» **EXERCISE GOAL**
Write out all the entries word for word, but skip any images.

» **RECORDS PROVIDED**
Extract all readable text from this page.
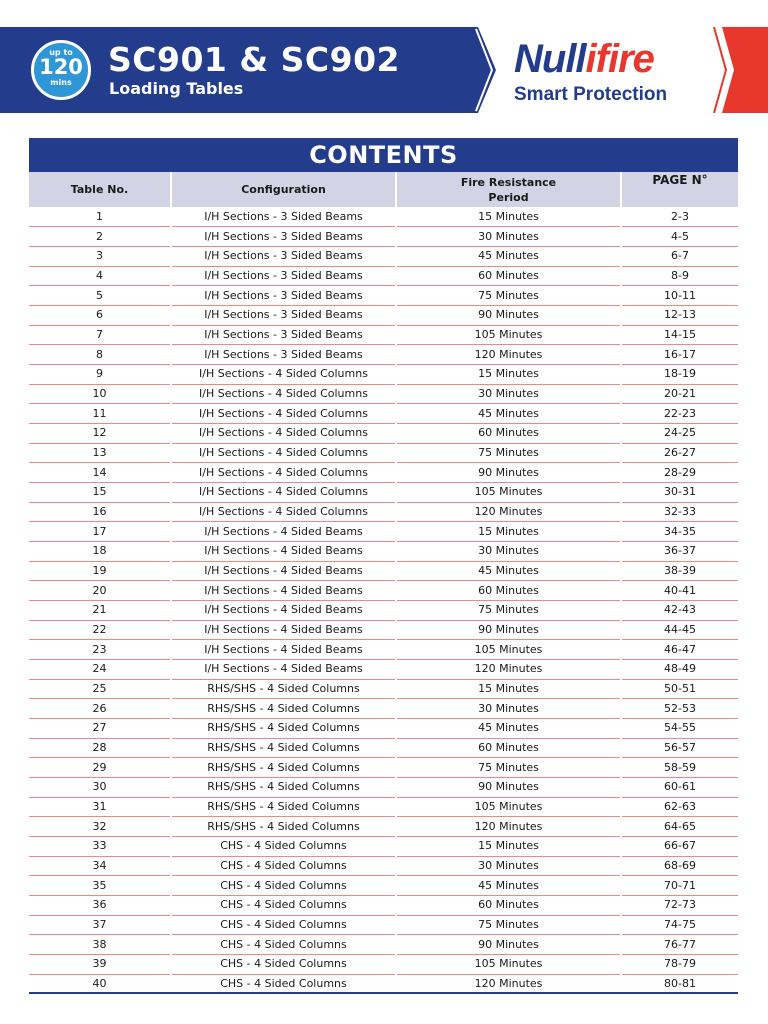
up to
120
mins
SC901 & SC902
Loading Tables
Nullifire
Smart Protection
CONTENTS
Table No.	Configuration	Fire Resistance Period	PAGE N°
1	I/H Sections - 3 Sided Beams	15 Minutes	2-3
2	I/H Sections - 3 Sided Beams	30 Minutes	4-5
3	I/H Sections - 3 Sided Beams	45 Minutes	6-7
4	I/H Sections - 3 Sided Beams	60 Minutes	8-9
5	I/H Sections - 3 Sided Beams	75 Minutes	10-11
6	I/H Sections - 3 Sided Beams	90 Minutes	12-13
7	I/H Sections - 3 Sided Beams	105 Minutes	14-15
8	I/H Sections - 3 Sided Beams	120 Minutes	16-17
9	I/H Sections - 4 Sided Columns	15 Minutes	18-19
10	I/H Sections - 4 Sided Columns	30 Minutes	20-21
11	I/H Sections - 4 Sided Columns	45 Minutes	22-23
12	I/H Sections - 4 Sided Columns	60 Minutes	24-25
13	I/H Sections - 4 Sided Columns	75 Minutes	26-27
14	I/H Sections - 4 Sided Columns	90 Minutes	28-29
15	I/H Sections - 4 Sided Columns	105 Minutes	30-31
16	I/H Sections - 4 Sided Columns	120 Minutes	32-33
17	I/H Sections - 4 Sided Beams	15 Minutes	34-35
18	I/H Sections - 4 Sided Beams	30 Minutes	36-37
19	I/H Sections - 4 Sided Beams	45 Minutes	38-39
20	I/H Sections - 4 Sided Beams	60 Minutes	40-41
21	I/H Sections - 4 Sided Beams	75 Minutes	42-43
22	I/H Sections - 4 Sided Beams	90 Minutes	44-45
23	I/H Sections - 4 Sided Beams	105 Minutes	46-47
24	I/H Sections - 4 Sided Beams	120 Minutes	48-49
25	RHS/SHS - 4 Sided Columns	15 Minutes	50-51
26	RHS/SHS - 4 Sided Columns	30 Minutes	52-53
27	RHS/SHS - 4 Sided Columns	45 Minutes	54-55
28	RHS/SHS - 4 Sided Columns	60 Minutes	56-57
29	RHS/SHS - 4 Sided Columns	75 Minutes	58-59
30	RHS/SHS - 4 Sided Columns	90 Minutes	60-61
31	RHS/SHS - 4 Sided Columns	105 Minutes	62-63
32	RHS/SHS - 4 Sided Columns	120 Minutes	64-65
33	CHS - 4 Sided Columns	15 Minutes	66-67
34	CHS - 4 Sided Columns	30 Minutes	68-69
35	CHS - 4 Sided Columns	45 Minutes	70-71
36	CHS - 4 Sided Columns	60 Minutes	72-73
37	CHS - 4 Sided Columns	75 Minutes	74-75
38	CHS - 4 Sided Columns	90 Minutes	76-77
39	CHS - 4 Sided Columns	105 Minutes	78-79
40	CHS - 4 Sided Columns	120 Minutes	80-81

» **WRITTEN ANSWER**
Extract all readable text from this page.
up to
120
mins
SC901 & SC902
Loading Tables
Nullifire
Smart Protection
CONTENTS
Table No.	Configuration	Fire Resistance Period	PAGE N°
1	I/H Sections - 3 Sided Beams	15 Minutes	2-3
2	I/H Sections - 3 Sided Beams	30 Minutes	4-5
3	I/H Sections - 3 Sided Beams	45 Minutes	6-7
4	I/H Sections - 3 Sided Beams	60 Minutes	8-9
5	I/H Sections - 3 Sided Beams	75 Minutes	10-11
6	I/H Sections - 3 Sided Beams	90 Minutes	12-13
7	I/H Sections - 3 Sided Beams	105 Minutes	14-15
8	I/H Sections - 3 Sided Beams	120 Minutes	16-17
9	I/H Sections - 4 Sided Columns	15 Minutes	18-19
10	I/H Sections - 4 Sided Columns	30 Minutes	20-21
11	I/H Sections - 4 Sided Columns	45 Minutes	22-23
12	I/H Sections - 4 Sided Columns	60 Minutes	24-25
13	I/H Sections - 4 Sided Columns	75 Minutes	26-27
14	I/H Sections - 4 Sided Columns	90 Minutes	28-29
15	I/H Sections - 4 Sided Columns	105 Minutes	30-31
16	I/H Sections - 4 Sided Columns	120 Minutes	32-33
17	I/H Sections - 4 Sided Beams	15 Minutes	34-35
18	I/H Sections - 4 Sided Beams	30 Minutes	36-37
19	I/H Sections - 4 Sided Beams	45 Minutes	38-39
20	I/H Sections - 4 Sided Beams	60 Minutes	40-41
21	I/H Sections - 4 Sided Beams	75 Minutes	42-43
22	I/H Sections - 4 Sided Beams	90 Minutes	44-45
23	I/H Sections - 4 Sided Beams	105 Minutes	46-47
24	I/H Sections - 4 Sided Beams	120 Minutes	48-49
25	RHS/SHS - 4 Sided Columns	15 Minutes	50-51
26	RHS/SHS - 4 Sided Columns	30 Minutes	52-53
27	RHS/SHS - 4 Sided Columns	45 Minutes	54-55
28	RHS/SHS - 4 Sided Columns	60 Minutes	56-57
29	RHS/SHS - 4 Sided Columns	75 Minutes	58-59
30	RHS/SHS - 4 Sided Columns	90 Minutes	60-61
31	RHS/SHS - 4 Sided Columns	105 Minutes	62-63
32	RHS/SHS - 4 Sided Columns	120 Minutes	64-65
33	CHS - 4 Sided Columns	15 Minutes	66-67
34	CHS - 4 Sided Columns	30 Minutes	68-69
35	CHS - 4 Sided Columns	45 Minutes	70-71
36	CHS - 4 Sided Columns	60 Minutes	72-73
37	CHS - 4 Sided Columns	75 Minutes	74-75
38	CHS - 4 Sided Columns	90 Minutes	76-77
39	CHS - 4 Sided Columns	105 Minutes	78-79
40	CHS - 4 Sided Columns	120 Minutes	80-81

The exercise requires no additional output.